[Layout records]
□ □ □ □
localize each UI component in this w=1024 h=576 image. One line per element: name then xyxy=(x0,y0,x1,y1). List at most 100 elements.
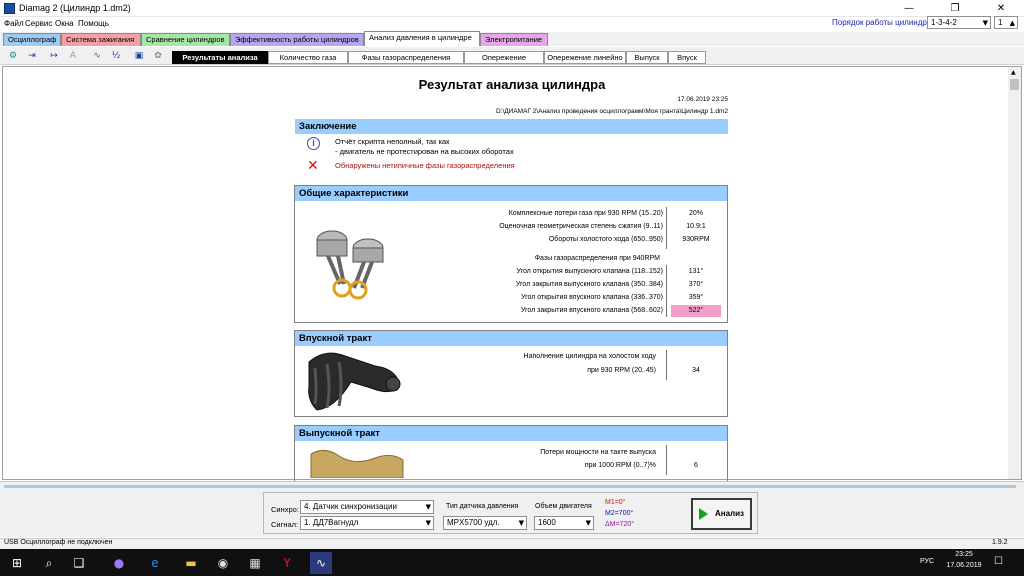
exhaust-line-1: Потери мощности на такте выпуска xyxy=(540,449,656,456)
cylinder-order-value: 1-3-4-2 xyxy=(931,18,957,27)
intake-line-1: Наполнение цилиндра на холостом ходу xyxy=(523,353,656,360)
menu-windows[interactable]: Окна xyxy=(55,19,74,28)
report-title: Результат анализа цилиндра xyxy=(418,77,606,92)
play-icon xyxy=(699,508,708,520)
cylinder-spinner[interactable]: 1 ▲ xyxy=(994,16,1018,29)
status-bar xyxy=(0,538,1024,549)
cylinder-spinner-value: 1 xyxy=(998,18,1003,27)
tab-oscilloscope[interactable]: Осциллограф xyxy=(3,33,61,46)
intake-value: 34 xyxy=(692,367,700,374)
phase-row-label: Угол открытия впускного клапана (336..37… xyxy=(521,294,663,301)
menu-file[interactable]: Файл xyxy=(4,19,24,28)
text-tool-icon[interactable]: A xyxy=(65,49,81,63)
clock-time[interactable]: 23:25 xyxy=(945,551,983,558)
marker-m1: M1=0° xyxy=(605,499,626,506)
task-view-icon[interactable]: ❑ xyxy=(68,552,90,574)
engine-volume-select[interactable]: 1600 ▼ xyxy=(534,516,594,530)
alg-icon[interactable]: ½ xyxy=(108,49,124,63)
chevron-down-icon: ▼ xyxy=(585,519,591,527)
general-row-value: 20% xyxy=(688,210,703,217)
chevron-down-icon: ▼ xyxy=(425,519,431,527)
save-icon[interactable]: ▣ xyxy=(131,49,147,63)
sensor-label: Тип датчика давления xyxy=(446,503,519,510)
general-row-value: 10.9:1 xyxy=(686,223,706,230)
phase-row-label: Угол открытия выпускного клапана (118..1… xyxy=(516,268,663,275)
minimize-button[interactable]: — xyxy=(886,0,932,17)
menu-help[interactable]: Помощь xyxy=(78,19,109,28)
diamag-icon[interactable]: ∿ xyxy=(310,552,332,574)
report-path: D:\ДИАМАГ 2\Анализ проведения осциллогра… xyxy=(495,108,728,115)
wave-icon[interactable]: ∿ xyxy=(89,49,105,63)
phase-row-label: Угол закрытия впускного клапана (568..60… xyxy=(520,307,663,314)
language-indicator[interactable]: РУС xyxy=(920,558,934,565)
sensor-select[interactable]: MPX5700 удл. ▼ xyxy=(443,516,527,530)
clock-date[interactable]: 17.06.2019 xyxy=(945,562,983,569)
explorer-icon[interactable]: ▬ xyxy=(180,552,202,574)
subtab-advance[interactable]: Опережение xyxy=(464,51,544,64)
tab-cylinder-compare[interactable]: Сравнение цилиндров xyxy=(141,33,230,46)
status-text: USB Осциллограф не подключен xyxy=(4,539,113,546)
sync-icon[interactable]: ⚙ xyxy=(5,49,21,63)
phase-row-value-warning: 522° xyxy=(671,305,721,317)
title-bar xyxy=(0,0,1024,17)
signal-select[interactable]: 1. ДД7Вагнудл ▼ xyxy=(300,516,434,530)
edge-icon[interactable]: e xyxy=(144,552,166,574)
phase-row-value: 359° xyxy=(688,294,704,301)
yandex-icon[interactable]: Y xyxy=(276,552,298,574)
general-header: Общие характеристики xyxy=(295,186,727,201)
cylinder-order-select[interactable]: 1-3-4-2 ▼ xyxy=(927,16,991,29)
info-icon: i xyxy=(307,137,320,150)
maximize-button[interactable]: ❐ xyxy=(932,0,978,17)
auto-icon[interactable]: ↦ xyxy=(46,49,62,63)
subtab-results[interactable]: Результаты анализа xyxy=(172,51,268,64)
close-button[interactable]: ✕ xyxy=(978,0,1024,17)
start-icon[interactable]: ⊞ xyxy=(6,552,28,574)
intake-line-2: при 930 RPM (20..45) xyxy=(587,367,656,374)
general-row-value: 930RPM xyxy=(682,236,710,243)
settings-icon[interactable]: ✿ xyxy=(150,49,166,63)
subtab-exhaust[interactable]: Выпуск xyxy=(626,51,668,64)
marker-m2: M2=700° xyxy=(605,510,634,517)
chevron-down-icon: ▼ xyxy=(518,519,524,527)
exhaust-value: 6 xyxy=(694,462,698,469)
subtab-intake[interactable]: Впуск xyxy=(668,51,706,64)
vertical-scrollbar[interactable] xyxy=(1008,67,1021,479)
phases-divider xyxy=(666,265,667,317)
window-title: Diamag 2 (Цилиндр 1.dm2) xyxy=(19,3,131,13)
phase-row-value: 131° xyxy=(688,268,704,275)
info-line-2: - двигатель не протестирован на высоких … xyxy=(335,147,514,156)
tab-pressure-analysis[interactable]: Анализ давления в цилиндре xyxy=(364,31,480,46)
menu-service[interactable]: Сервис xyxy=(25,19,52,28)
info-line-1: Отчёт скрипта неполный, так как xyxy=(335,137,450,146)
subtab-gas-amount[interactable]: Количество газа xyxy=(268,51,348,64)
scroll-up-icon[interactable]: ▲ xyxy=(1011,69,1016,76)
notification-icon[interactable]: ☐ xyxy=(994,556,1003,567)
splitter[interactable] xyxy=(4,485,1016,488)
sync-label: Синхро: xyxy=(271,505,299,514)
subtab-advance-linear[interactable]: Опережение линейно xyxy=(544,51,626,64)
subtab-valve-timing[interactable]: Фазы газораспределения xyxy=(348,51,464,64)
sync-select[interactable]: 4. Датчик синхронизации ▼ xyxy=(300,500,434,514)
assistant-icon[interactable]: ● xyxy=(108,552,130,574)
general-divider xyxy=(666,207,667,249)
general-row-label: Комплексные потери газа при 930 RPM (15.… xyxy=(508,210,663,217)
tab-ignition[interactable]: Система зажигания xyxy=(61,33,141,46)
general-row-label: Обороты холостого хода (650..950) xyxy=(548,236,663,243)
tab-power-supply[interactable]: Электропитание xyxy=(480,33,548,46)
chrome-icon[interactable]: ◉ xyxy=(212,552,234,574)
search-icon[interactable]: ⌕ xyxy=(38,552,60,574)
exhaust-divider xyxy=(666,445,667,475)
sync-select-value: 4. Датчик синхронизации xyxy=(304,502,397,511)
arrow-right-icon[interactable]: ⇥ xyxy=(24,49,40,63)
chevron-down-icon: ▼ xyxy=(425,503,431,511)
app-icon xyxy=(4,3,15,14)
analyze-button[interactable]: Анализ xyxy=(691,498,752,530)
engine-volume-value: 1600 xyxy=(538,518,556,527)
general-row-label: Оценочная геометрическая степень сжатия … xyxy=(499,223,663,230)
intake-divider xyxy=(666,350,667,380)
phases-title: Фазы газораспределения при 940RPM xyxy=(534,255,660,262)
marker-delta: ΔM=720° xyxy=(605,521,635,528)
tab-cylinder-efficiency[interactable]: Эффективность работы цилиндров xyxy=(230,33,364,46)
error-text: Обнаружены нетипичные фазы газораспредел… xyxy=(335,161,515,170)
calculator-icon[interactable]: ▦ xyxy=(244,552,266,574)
□ □ □ □
Set task: Reproduce every line of the records above without changes, leaving out the pictures.

Output:
localize each UI component in this w=1024 h=576 image. One line per element: name then xyxy=(x0,y0,x1,y1). List at most 100 elements.
exhaust-line-1: Потери мощности на такте выпуска xyxy=(540,449,656,456)
cylinder-order-value: 1-3-4-2 xyxy=(931,18,957,27)
intake-line-1: Наполнение цилиндра на холостом ходу xyxy=(523,353,656,360)
menu-windows[interactable]: Окна xyxy=(55,19,74,28)
report-title: Результат анализа цилиндра xyxy=(418,77,606,92)
play-icon xyxy=(699,508,708,520)
cylinder-spinner[interactable]: 1 ▲ xyxy=(994,16,1018,29)
status-bar xyxy=(0,538,1024,549)
cylinder-spinner-value: 1 xyxy=(998,18,1003,27)
tab-oscilloscope[interactable]: Осциллограф xyxy=(3,33,61,46)
intake-value: 34 xyxy=(692,367,700,374)
phase-row-label: Угол открытия впускного клапана (336..37… xyxy=(521,294,663,301)
menu-file[interactable]: Файл xyxy=(4,19,24,28)
text-tool-icon[interactable]: A xyxy=(65,49,81,63)
clock-time[interactable]: 23:25 xyxy=(945,551,983,558)
marker-m1: M1=0° xyxy=(605,499,626,506)
task-view-icon[interactable]: ❑ xyxy=(68,552,90,574)
engine-volume-select[interactable]: 1600 ▼ xyxy=(534,516,594,530)
alg-icon[interactable]: ½ xyxy=(108,49,124,63)
chevron-down-icon: ▼ xyxy=(585,519,591,527)
general-row-value: 20% xyxy=(688,210,703,217)
chevron-down-icon: ▼ xyxy=(425,519,431,527)
save-icon[interactable]: ▣ xyxy=(131,49,147,63)
sensor-label: Тип датчика давления xyxy=(446,503,519,510)
general-row-value: 10.9:1 xyxy=(686,223,706,230)
phase-row-label: Угол открытия выпускного клапана (118..1… xyxy=(516,268,663,275)
minimize-button[interactable]: — xyxy=(886,0,932,17)
menu-help[interactable]: Помощь xyxy=(78,19,109,28)
diamag-icon[interactable]: ∿ xyxy=(310,552,332,574)
report-path: D:\ДИАМАГ 2\Анализ проведения осциллогра… xyxy=(495,108,728,115)
wave-icon[interactable]: ∿ xyxy=(89,49,105,63)
phase-row-label: Угол закрытия впускного клапана (568..60… xyxy=(520,307,663,314)
language-indicator[interactable]: РУС xyxy=(920,558,934,565)
sensor-select[interactable]: MPX5700 удл. ▼ xyxy=(443,516,527,530)
clock-date[interactable]: 17.06.2019 xyxy=(945,562,983,569)
explorer-icon[interactable]: ▬ xyxy=(180,552,202,574)
subtab-advance[interactable]: Опережение xyxy=(464,51,544,64)
tab-cylinder-compare[interactable]: Сравнение цилиндров xyxy=(141,33,230,46)
status-text: USB Осциллограф не подключен xyxy=(4,539,113,546)
sync-icon[interactable]: ⚙ xyxy=(5,49,21,63)
phase-row-value-warning: 522° xyxy=(671,305,721,317)
title-bar xyxy=(0,0,1024,17)
signal-select[interactable]: 1. ДД7Вагнудл ▼ xyxy=(300,516,434,530)
edge-icon[interactable]: e xyxy=(144,552,166,574)
phase-row-value: 359° xyxy=(688,294,704,301)
yandex-icon[interactable]: Y xyxy=(276,552,298,574)
general-header: Общие характеристики xyxy=(295,186,727,201)
cylinder-order-select[interactable]: 1-3-4-2 ▼ xyxy=(927,16,991,29)
info-icon: i xyxy=(307,137,320,150)
maximize-button[interactable]: ❐ xyxy=(932,0,978,17)
auto-icon[interactable]: ↦ xyxy=(46,49,62,63)
subtab-results[interactable]: Результаты анализа xyxy=(172,51,268,64)
close-button[interactable]: ✕ xyxy=(978,0,1024,17)
start-icon[interactable]: ⊞ xyxy=(6,552,28,574)
intake-line-2: при 930 RPM (20..45) xyxy=(587,367,656,374)
general-row-value: 930RPM xyxy=(682,236,710,243)
settings-icon[interactable]: ✿ xyxy=(150,49,166,63)
subtab-exhaust[interactable]: Выпуск xyxy=(626,51,668,64)
marker-m2: M2=700° xyxy=(605,510,634,517)
chevron-down-icon: ▼ xyxy=(518,519,524,527)
exhaust-value: 6 xyxy=(694,462,698,469)
subtab-intake[interactable]: Впуск xyxy=(668,51,706,64)
vertical-scrollbar[interactable] xyxy=(1008,67,1021,479)
phases-divider xyxy=(666,265,667,317)
window-title: Diamag 2 (Цилиндр 1.dm2) xyxy=(19,3,131,13)
phase-row-value: 131° xyxy=(688,268,704,275)
info-line-2: - двигатель не протестирован на высоких … xyxy=(335,147,514,156)
tab-pressure-analysis[interactable]: Анализ давления в цилиндре xyxy=(364,31,480,46)
menu-service[interactable]: Сервис xyxy=(25,19,52,28)
info-line-1: Отчёт скрипта неполный, так как xyxy=(335,137,450,146)
subtab-gas-amount[interactable]: Количество газа xyxy=(268,51,348,64)
scroll-up-icon[interactable]: ▲ xyxy=(1011,69,1016,76)
notification-icon[interactable]: ☐ xyxy=(994,556,1003,567)
splitter[interactable] xyxy=(4,485,1016,488)
sync-label: Синхро: xyxy=(271,505,299,514)
subtab-advance-linear[interactable]: Опережение линейно xyxy=(544,51,626,64)
subtab-valve-timing[interactable]: Фазы газораспределения xyxy=(348,51,464,64)
sync-select[interactable]: 4. Датчик синхронизации ▼ xyxy=(300,500,434,514)
assistant-icon[interactable]: ● xyxy=(108,552,130,574)
general-divider xyxy=(666,207,667,249)
general-row-label: Комплексные потери газа при 930 RPM (15.… xyxy=(508,210,663,217)
tab-ignition[interactable]: Система зажигания xyxy=(61,33,141,46)
general-row-label: Обороты холостого хода (650..950) xyxy=(548,236,663,243)
tab-power-supply[interactable]: Электропитание xyxy=(480,33,548,46)
chrome-icon[interactable]: ◉ xyxy=(212,552,234,574)
search-icon[interactable]: ⌕ xyxy=(38,552,60,574)
exhaust-divider xyxy=(666,445,667,475)
sync-select-value: 4. Датчик синхронизации xyxy=(304,502,397,511)
arrow-right-icon[interactable]: ⇥ xyxy=(24,49,40,63)
chevron-down-icon: ▼ xyxy=(425,503,431,511)
app-icon xyxy=(4,3,15,14)
analyze-button[interactable]: Анализ xyxy=(691,498,752,530)
engine-volume-value: 1600 xyxy=(538,518,556,527)
general-row-label: Оценочная геометрическая степень сжатия … xyxy=(499,223,663,230)
intake-divider xyxy=(666,350,667,380)
phases-title: Фазы газораспределения при 940RPM xyxy=(534,255,660,262)
marker-delta: ΔM=720° xyxy=(605,521,635,528)
tab-cylinder-efficiency[interactable]: Эффективность работы цилиндров xyxy=(230,33,364,46)
error-text: Обнаружены нетипичные фазы газораспредел… xyxy=(335,161,515,170)
calculator-icon[interactable]: ▦ xyxy=(244,552,266,574)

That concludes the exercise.